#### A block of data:
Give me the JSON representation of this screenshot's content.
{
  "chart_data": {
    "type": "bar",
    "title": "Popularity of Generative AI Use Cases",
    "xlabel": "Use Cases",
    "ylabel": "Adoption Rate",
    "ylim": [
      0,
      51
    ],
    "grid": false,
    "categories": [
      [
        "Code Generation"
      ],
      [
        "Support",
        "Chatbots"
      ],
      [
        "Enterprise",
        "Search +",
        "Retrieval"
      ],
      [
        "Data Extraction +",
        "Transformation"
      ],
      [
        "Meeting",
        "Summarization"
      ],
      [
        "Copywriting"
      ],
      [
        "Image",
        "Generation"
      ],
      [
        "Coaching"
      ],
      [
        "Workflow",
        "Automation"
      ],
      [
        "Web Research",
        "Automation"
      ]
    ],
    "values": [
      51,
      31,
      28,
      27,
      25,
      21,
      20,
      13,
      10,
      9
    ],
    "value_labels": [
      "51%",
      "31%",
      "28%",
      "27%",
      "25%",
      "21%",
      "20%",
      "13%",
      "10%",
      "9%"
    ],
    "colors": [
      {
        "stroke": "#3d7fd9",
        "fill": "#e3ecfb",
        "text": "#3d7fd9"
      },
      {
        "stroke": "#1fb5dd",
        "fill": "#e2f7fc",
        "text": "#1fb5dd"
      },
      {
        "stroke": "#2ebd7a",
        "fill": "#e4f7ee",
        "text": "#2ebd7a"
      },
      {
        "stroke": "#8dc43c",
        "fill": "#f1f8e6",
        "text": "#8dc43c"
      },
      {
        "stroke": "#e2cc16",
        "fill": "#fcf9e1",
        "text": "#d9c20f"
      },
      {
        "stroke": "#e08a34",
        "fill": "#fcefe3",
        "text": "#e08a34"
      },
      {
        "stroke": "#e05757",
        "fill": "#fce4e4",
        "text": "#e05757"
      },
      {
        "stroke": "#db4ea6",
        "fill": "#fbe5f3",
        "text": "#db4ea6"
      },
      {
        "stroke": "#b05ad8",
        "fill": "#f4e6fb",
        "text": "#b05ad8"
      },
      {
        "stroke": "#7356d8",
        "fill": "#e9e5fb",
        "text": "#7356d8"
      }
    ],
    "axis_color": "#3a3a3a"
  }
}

#### PROBLEM STATEMENT:
Reproduce every record, matching each line exactly.

#### THE ANSWER:
Give me the JSON representation of this screenshot's content.
{
  "chart_data": {
    "type": "bar",
    "title": "Popularity of Generative AI Use Cases",
    "xlabel": "Use Cases",
    "ylabel": "Adoption Rate",
    "ylim": [
      0,
      51
    ],
    "grid": false,
    "categories": [
      [
        "Code Generation"
      ],
      [
        "Support",
        "Chatbots"
      ],
      [
        "Enterprise",
        "Search +",
        "Retrieval"
      ],
      [
        "Data Extraction +",
        "Transformation"
      ],
      [
        "Meeting",
        "Summarization"
      ],
      [
        "Copywriting"
      ],
      [
        "Image",
        "Generation"
      ],
      [
        "Coaching"
      ],
      [
        "Workflow",
        "Automation"
      ],
      [
        "Web Research",
        "Automation"
      ]
    ],
    "values": [
      51,
      31,
      28,
      27,
      25,
      21,
      20,
      13,
      10,
      9
    ],
    "value_labels": [
      "51%",
      "31%",
      "28%",
      "27%",
      "25%",
      "21%",
      "20%",
      "13%",
      "10%",
      "9%"
    ],
    "colors": [
      {
        "stroke": "#3d7fd9",
        "fill": "#e3ecfb",
        "text": "#3d7fd9"
      },
      {
        "stroke": "#1fb5dd",
        "fill": "#e2f7fc",
        "text": "#1fb5dd"
      },
      {
        "stroke": "#2ebd7a",
        "fill": "#e4f7ee",
        "text": "#2ebd7a"
      },
      {
        "stroke": "#8dc43c",
        "fill": "#f1f8e6",
        "text": "#8dc43c"
      },
      {
        "stroke": "#e2cc16",
        "fill": "#fcf9e1",
        "text": "#d9c20f"
      },
      {
        "stroke": "#e08a34",
        "fill": "#fcefe3",
        "text": "#e08a34"
      },
      {
        "stroke": "#e05757",
        "fill": "#fce4e4",
        "text": "#e05757"
      },
      {
        "stroke": "#db4ea6",
        "fill": "#fbe5f3",
        "text": "#db4ea6"
      },
      {
        "stroke": "#b05ad8",
        "fill": "#f4e6fb",
        "text": "#b05ad8"
      },
      {
        "stroke": "#7356d8",
        "fill": "#e9e5fb",
        "text": "#7356d8"
      }
    ],
    "axis_color": "#3a3a3a"
  }
}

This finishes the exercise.